■ TASK TO CARRY OUT:
All lines in which the word "Traffic" occurs are to be extracted.

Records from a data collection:
────────────────────────────────────────

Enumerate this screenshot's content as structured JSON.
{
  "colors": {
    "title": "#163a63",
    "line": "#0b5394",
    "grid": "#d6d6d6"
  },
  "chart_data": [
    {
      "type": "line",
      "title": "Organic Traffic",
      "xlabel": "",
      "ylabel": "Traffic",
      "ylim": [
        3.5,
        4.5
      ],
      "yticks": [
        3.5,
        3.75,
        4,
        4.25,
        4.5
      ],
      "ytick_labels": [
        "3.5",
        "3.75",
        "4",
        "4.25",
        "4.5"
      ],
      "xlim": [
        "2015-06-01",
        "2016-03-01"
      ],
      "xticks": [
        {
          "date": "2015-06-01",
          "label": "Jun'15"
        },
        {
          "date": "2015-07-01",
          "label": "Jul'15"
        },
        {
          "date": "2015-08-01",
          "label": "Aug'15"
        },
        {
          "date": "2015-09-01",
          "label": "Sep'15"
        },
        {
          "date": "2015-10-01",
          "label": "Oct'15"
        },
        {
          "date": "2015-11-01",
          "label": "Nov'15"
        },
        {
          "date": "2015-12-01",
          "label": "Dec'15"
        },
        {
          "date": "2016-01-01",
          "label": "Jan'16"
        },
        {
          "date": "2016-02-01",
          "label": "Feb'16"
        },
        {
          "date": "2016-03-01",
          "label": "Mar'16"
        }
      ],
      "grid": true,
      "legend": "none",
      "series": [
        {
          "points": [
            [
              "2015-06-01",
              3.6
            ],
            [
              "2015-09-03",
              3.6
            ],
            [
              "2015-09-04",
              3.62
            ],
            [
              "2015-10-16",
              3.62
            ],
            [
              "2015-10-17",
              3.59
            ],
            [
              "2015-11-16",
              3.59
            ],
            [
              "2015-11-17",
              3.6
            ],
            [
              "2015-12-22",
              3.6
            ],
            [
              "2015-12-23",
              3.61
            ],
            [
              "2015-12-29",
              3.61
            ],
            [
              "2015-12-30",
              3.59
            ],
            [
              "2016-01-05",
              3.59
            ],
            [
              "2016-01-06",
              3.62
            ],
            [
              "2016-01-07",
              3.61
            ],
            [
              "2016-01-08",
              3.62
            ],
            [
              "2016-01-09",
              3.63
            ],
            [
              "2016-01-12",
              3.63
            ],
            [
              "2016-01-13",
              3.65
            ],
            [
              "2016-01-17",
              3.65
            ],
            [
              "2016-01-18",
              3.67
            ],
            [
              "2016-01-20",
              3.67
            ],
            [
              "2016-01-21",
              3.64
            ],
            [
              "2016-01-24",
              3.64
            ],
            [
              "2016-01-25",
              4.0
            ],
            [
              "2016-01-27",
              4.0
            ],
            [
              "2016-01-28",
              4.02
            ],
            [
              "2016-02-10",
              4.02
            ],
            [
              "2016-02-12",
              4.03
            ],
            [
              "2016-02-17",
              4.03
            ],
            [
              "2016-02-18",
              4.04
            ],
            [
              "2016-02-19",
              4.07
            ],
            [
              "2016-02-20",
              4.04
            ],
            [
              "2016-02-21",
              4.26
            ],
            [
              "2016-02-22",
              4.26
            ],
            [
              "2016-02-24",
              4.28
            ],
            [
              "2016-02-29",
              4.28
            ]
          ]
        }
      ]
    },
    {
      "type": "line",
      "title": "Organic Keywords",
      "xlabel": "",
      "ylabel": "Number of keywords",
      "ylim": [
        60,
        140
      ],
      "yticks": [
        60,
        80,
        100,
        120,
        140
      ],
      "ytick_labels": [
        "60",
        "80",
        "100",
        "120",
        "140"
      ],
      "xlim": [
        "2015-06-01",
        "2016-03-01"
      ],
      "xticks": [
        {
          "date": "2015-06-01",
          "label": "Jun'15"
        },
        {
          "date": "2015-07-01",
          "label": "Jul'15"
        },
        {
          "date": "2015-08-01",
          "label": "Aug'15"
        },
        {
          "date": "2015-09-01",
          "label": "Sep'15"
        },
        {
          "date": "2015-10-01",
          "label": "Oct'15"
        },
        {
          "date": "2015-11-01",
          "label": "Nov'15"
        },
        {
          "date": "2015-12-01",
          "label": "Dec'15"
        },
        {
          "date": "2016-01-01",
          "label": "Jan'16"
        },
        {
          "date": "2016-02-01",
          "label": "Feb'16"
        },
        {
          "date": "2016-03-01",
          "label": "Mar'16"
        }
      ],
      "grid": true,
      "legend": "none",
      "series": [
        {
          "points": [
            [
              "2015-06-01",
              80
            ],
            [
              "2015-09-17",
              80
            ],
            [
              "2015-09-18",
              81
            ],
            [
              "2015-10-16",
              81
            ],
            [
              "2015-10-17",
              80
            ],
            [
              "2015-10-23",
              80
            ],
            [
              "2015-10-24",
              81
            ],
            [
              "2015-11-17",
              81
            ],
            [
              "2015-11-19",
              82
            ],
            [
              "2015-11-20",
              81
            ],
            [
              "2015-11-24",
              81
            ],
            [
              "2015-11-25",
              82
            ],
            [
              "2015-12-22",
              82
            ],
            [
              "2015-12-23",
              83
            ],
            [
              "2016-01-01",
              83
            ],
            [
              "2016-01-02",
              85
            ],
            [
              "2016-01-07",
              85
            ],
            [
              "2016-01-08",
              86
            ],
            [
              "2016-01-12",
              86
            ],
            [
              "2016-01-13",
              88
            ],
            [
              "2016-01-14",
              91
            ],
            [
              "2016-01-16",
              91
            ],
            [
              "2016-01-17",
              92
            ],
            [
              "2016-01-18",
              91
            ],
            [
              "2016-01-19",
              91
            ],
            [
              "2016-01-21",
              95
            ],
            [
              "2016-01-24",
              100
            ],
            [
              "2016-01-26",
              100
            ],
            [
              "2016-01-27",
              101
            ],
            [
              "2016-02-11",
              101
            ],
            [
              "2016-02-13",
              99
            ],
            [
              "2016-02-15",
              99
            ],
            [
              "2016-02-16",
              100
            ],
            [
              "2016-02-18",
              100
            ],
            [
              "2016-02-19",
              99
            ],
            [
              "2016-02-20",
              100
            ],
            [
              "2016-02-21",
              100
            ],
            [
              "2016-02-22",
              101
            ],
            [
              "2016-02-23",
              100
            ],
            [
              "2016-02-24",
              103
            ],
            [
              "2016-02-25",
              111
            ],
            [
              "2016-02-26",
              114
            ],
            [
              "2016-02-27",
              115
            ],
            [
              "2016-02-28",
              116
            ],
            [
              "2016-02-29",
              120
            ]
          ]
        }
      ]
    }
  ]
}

────────────────────────────────────────

■ TASK OUTPUT:
      "title": "Organic Traffic",
      "ylabel": "Traffic",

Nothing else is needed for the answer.